--- Begin Dataset records ---
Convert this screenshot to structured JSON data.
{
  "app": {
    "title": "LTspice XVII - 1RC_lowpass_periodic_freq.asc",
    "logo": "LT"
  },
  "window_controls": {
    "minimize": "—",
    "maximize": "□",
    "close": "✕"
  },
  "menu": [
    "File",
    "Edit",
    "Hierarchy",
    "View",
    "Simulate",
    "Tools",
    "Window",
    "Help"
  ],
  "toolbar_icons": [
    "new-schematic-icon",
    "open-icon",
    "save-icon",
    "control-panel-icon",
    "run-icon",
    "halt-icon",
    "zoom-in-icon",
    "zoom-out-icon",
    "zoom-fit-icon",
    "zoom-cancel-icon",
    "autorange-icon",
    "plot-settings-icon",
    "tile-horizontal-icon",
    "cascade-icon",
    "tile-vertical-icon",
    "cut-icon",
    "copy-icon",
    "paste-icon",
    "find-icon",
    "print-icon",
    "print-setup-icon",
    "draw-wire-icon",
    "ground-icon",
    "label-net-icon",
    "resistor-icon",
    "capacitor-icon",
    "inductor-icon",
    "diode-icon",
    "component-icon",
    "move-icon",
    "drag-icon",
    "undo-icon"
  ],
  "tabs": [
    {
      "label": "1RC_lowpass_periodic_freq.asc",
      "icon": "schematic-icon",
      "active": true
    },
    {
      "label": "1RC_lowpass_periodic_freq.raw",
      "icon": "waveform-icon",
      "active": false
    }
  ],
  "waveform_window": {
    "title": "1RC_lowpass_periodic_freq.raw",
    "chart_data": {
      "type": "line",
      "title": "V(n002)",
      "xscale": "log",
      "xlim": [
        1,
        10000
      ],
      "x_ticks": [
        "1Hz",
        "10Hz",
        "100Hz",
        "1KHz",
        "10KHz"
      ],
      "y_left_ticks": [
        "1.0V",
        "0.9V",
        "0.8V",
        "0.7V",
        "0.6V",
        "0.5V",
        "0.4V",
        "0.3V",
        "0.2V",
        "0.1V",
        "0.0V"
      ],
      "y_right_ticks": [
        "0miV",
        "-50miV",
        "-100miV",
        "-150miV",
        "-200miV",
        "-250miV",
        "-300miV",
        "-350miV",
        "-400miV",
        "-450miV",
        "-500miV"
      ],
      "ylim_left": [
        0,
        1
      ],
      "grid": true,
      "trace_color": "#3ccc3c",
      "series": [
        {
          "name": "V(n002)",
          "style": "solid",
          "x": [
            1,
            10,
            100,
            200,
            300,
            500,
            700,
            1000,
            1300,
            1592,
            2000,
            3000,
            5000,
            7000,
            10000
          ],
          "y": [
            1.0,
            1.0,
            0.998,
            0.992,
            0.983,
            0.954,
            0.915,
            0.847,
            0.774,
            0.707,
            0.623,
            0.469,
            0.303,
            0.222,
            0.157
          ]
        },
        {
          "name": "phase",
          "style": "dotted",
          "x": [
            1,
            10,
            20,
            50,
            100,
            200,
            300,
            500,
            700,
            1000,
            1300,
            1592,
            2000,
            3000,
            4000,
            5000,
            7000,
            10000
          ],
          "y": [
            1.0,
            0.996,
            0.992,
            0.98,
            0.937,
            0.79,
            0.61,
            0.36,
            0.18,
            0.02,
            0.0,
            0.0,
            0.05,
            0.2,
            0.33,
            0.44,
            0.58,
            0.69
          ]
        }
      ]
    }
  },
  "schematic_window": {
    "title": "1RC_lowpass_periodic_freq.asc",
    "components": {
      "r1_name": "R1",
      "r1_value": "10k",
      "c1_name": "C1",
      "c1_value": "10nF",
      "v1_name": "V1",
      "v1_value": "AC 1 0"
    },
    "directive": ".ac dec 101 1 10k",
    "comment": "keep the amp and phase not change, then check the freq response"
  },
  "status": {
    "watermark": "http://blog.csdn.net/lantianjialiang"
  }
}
--- End Dataset records ---
> **Exercise description**
Scan the material above and determine how many lines include the word "zoom"; report only the number.

> **Result of this task**
4